### DATA FOR THIS EXERCISE
###
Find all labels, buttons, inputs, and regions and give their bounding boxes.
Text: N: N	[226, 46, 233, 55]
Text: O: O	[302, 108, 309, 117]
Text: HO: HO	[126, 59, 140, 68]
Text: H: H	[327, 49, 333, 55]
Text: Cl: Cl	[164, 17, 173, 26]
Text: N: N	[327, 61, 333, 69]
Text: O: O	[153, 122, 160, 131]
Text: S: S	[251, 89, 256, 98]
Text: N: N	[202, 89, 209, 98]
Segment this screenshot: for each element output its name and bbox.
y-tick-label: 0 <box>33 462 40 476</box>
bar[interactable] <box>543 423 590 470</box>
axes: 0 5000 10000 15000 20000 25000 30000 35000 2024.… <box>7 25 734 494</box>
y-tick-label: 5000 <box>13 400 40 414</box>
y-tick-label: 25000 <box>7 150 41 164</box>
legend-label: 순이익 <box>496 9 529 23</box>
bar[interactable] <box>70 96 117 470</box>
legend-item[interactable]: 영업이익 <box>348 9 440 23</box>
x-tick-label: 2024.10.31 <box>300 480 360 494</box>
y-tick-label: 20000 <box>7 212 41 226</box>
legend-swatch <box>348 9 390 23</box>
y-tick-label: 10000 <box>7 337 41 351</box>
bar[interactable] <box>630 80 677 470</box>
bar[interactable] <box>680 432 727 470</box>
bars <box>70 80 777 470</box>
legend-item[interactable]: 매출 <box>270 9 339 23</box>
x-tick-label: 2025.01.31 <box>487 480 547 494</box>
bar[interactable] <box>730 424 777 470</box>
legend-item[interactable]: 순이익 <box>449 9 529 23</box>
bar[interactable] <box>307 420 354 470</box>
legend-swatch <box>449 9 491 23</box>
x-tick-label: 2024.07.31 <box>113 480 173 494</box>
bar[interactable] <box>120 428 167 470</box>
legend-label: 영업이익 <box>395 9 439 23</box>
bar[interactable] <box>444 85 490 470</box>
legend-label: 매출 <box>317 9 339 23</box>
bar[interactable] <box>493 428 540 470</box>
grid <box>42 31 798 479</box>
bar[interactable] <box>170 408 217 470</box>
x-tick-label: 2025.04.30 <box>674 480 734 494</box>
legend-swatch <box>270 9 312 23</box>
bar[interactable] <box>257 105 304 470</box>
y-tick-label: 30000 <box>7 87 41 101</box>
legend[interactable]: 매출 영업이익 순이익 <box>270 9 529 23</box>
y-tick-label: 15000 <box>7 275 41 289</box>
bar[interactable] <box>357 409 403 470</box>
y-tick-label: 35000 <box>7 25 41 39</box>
###
### REQUIREMENT
Copy every entry above line for line, with no changes.

### SOLUTION BELOW
Find all labels, buttons, inputs, and regions and give their bounding boxes.
Text: N: N	[226, 46, 233, 55]
Text: O: O	[302, 108, 309, 117]
Text: HO: HO	[126, 59, 140, 68]
Text: H: H	[327, 49, 333, 55]
Text: Cl: Cl	[164, 17, 173, 26]
Text: N: N	[327, 61, 333, 69]
Text: O: O	[153, 122, 160, 131]
Text: S: S	[251, 89, 256, 98]
Text: N: N	[202, 89, 209, 98]
Segment this screenshot: for each element output its name and bbox.
y-tick-label: 0 <box>33 462 40 476</box>
bar[interactable] <box>543 423 590 470</box>
axes: 0 5000 10000 15000 20000 25000 30000 35000 2024.… <box>7 25 734 494</box>
y-tick-label: 5000 <box>13 400 40 414</box>
y-tick-label: 25000 <box>7 150 41 164</box>
legend-label: 순이익 <box>496 9 529 23</box>
bar[interactable] <box>70 96 117 470</box>
legend-item[interactable]: 영업이익 <box>348 9 440 23</box>
x-tick-label: 2024.10.31 <box>300 480 360 494</box>
y-tick-label: 20000 <box>7 212 41 226</box>
legend-swatch <box>348 9 390 23</box>
y-tick-label: 10000 <box>7 337 41 351</box>
bar[interactable] <box>630 80 677 470</box>
bar[interactable] <box>680 432 727 470</box>
bars <box>70 80 777 470</box>
legend-item[interactable]: 매출 <box>270 9 339 23</box>
x-tick-label: 2025.01.31 <box>487 480 547 494</box>
bar[interactable] <box>730 424 777 470</box>
legend-item[interactable]: 순이익 <box>449 9 529 23</box>
bar[interactable] <box>307 420 354 470</box>
legend-swatch <box>449 9 491 23</box>
x-tick-label: 2024.07.31 <box>113 480 173 494</box>
bar[interactable] <box>120 428 167 470</box>
legend-label: 영업이익 <box>395 9 439 23</box>
bar[interactable] <box>444 85 490 470</box>
legend-label: 매출 <box>317 9 339 23</box>
bar[interactable] <box>493 428 540 470</box>
grid <box>42 31 798 479</box>
bar[interactable] <box>170 408 217 470</box>
x-tick-label: 2025.04.30 <box>674 480 734 494</box>
legend-swatch <box>270 9 312 23</box>
bar[interactable] <box>257 105 304 470</box>
y-tick-label: 30000 <box>7 87 41 101</box>
legend[interactable]: 매출 영업이익 순이익 <box>270 9 529 23</box>
y-tick-label: 15000 <box>7 275 41 289</box>
bar[interactable] <box>357 409 403 470</box>
y-tick-label: 35000 <box>7 25 41 39</box>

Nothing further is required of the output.